■ **Stated goal**:
Print out the entries below with no edits.

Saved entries

◇ ◇ ◇

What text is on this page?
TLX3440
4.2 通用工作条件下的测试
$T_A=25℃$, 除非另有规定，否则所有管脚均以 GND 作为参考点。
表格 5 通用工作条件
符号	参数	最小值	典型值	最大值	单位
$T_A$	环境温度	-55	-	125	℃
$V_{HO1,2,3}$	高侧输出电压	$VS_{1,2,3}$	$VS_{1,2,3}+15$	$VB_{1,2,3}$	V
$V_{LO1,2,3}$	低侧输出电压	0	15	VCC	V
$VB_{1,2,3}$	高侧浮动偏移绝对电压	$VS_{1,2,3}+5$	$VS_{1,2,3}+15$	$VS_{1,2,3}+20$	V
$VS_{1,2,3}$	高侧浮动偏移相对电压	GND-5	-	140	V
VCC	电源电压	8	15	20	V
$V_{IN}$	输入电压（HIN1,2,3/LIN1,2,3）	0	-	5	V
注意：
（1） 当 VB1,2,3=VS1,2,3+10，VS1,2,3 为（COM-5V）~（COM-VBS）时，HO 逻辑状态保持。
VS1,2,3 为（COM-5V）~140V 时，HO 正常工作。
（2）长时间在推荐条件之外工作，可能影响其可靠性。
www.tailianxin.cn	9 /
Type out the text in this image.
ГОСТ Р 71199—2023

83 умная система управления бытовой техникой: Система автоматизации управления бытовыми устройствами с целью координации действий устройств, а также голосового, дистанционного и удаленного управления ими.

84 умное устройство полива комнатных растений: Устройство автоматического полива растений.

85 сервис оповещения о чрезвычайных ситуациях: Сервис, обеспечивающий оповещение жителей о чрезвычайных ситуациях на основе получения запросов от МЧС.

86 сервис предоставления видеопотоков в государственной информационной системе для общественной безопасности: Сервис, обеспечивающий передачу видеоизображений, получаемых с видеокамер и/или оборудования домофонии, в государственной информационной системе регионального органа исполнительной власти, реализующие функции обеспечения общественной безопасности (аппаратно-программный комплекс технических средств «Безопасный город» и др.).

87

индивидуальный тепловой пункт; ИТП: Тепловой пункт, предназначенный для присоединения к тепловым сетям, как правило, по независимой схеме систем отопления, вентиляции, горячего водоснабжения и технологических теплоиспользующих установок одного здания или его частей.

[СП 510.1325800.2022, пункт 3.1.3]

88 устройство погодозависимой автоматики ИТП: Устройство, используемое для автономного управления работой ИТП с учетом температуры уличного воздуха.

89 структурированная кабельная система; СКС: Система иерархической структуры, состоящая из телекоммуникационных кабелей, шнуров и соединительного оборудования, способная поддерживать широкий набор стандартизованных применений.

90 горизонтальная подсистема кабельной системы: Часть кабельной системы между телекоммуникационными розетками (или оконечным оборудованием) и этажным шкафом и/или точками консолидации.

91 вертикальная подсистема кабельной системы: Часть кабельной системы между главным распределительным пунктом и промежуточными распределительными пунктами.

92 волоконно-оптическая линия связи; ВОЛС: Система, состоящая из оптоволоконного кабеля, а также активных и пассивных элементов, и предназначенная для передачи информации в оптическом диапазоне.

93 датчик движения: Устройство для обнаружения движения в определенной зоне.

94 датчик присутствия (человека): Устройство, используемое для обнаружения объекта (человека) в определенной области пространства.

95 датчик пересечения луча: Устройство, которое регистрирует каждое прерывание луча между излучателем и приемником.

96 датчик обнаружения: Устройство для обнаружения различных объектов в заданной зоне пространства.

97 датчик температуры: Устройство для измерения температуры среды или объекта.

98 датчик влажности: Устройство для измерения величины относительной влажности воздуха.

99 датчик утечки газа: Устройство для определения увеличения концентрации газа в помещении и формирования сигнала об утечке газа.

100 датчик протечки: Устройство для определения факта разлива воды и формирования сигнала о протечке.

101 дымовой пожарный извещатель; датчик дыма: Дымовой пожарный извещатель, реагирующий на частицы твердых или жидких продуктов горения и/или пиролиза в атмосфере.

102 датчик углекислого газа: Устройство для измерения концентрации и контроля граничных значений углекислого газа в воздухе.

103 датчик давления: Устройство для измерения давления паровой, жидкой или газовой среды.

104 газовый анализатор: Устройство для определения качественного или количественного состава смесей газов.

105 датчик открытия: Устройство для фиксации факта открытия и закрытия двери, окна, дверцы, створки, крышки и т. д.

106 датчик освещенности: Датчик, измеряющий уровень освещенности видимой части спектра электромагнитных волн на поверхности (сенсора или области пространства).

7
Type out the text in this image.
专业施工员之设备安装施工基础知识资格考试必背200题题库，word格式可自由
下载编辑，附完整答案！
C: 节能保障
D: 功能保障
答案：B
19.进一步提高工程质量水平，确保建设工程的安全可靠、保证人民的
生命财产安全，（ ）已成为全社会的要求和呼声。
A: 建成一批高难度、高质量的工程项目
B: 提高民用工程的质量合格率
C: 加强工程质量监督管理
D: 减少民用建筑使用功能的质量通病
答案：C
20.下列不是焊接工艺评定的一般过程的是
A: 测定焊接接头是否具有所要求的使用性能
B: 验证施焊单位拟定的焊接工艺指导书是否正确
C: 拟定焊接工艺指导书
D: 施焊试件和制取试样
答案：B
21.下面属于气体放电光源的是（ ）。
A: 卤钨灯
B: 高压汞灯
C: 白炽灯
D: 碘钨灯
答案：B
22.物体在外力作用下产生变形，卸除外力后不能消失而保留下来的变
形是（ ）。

◇ ◇ ◇

■ **Exercise output**:
What text is on this page?
TLX3440
4.2 通用工作条件下的测试
$T_A=25℃$, 除非另有规定，否则所有管脚均以 GND 作为参考点。
表格 5 通用工作条件
符号	参数	最小值	典型值	最大值	单位
$T_A$	环境温度	-55	-	125	℃
$V_{HO1,2,3}$	高侧输出电压	$VS_{1,2,3}$	$VS_{1,2,3}+15$	$VB_{1,2,3}$	V
$V_{LO1,2,3}$	低侧输出电压	0	15	VCC	V
$VB_{1,2,3}$	高侧浮动偏移绝对电压	$VS_{1,2,3}+5$	$VS_{1,2,3}+15$	$VS_{1,2,3}+20$	V
$VS_{1,2,3}$	高侧浮动偏移相对电压	GND-5	-	140	V
VCC	电源电压	8	15	20	V
$V_{IN}$	输入电压（HIN1,2,3/LIN1,2,3）	0	-	5	V
注意：
（1） 当 VB1,2,3=VS1,2,3+10，VS1,2,3 为（COM-5V）~（COM-VBS）时，HO 逻辑状态保持。
VS1,2,3 为（COM-5V）~140V 时，HO 正常工作。
（2）长时间在推荐条件之外工作，可能影响其可靠性。
www.tailianxin.cn	9 /
Type out the text in this image.
ГОСТ Р 71199—2023

83 умная система управления бытовой техникой: Система автоматизации управления бытовыми устройствами с целью координации действий устройств, а также голосового, дистанционного и удаленного управления ими.

84 умное устройство полива комнатных растений: Устройство автоматического полива растений.

85 сервис оповещения о чрезвычайных ситуациях: Сервис, обеспечивающий оповещение жителей о чрезвычайных ситуациях на основе получения запросов от МЧС.

86 сервис предоставления видеопотоков в государственной информационной системе для общественной безопасности: Сервис, обеспечивающий передачу видеоизображений, получаемых с видеокамер и/или оборудования домофонии, в государственной информационной системе регионального органа исполнительной власти, реализующие функции обеспечения общественной безопасности (аппаратно-программный комплекс технических средств «Безопасный город» и др.).

87

индивидуальный тепловой пункт; ИТП: Тепловой пункт, предназначенный для присоединения к тепловым сетям, как правило, по независимой схеме систем отопления, вентиляции, горячего водоснабжения и технологических теплоиспользующих установок одного здания или его частей.

[СП 510.1325800.2022, пункт 3.1.3]

88 устройство погодозависимой автоматики ИТП: Устройство, используемое для автономного управления работой ИТП с учетом температуры уличного воздуха.

89 структурированная кабельная система; СКС: Система иерархической структуры, состоящая из телекоммуникационных кабелей, шнуров и соединительного оборудования, способная поддерживать широкий набор стандартизованных применений.

90 горизонтальная подсистема кабельной системы: Часть кабельной системы между телекоммуникационными розетками (или оконечным оборудованием) и этажным шкафом и/или точками консолидации.

91 вертикальная подсистема кабельной системы: Часть кабельной системы между главным распределительным пунктом и промежуточными распределительными пунктами.

92 волоконно-оптическая линия связи; ВОЛС: Система, состоящая из оптоволоконного кабеля, а также активных и пассивных элементов, и предназначенная для передачи информации в оптическом диапазоне.

93 датчик движения: Устройство для обнаружения движения в определенной зоне.

94 датчик присутствия (человека): Устройство, используемое для обнаружения объекта (человека) в определенной области пространства.

95 датчик пересечения луча: Устройство, которое регистрирует каждое прерывание луча между излучателем и приемником.

96 датчик обнаружения: Устройство для обнаружения различных объектов в заданной зоне пространства.

97 датчик температуры: Устройство для измерения температуры среды или объекта.

98 датчик влажности: Устройство для измерения величины относительной влажности воздуха.

99 датчик утечки газа: Устройство для определения увеличения концентрации газа в помещении и формирования сигнала об утечке газа.

100 датчик протечки: Устройство для определения факта разлива воды и формирования сигнала о протечке.

101 дымовой пожарный извещатель; датчик дыма: Дымовой пожарный извещатель, реагирующий на частицы твердых или жидких продуктов горения и/или пиролиза в атмосфере.

102 датчик углекислого газа: Устройство для измерения концентрации и контроля граничных значений углекислого газа в воздухе.

103 датчик давления: Устройство для измерения давления паровой, жидкой или газовой среды.

104 газовый анализатор: Устройство для определения качественного или количественного состава смесей газов.

105 датчик открытия: Устройство для фиксации факта открытия и закрытия двери, окна, дверцы, створки, крышки и т. д.

106 датчик освещенности: Датчик, измеряющий уровень освещенности видимой части спектра электромагнитных волн на поверхности (сенсора или области пространства).

7
Type out the text in this image.
专业施工员之设备安装施工基础知识资格考试必背200题题库，word格式可自由
下载编辑，附完整答案！
C: 节能保障
D: 功能保障
答案：B
19.进一步提高工程质量水平，确保建设工程的安全可靠、保证人民的
生命财产安全，（ ）已成为全社会的要求和呼声。
A: 建成一批高难度、高质量的工程项目
B: 提高民用工程的质量合格率
C: 加强工程质量监督管理
D: 减少民用建筑使用功能的质量通病
答案：C
20.下列不是焊接工艺评定的一般过程的是
A: 测定焊接接头是否具有所要求的使用性能
B: 验证施焊单位拟定的焊接工艺指导书是否正确
C: 拟定焊接工艺指导书
D: 施焊试件和制取试样
答案：B
21.下面属于气体放电光源的是（ ）。
A: 卤钨灯
B: 高压汞灯
C: 白炽灯
D: 碘钨灯
答案：B
22.物体在外力作用下产生变形，卸除外力后不能消失而保留下来的变
形是（ ）。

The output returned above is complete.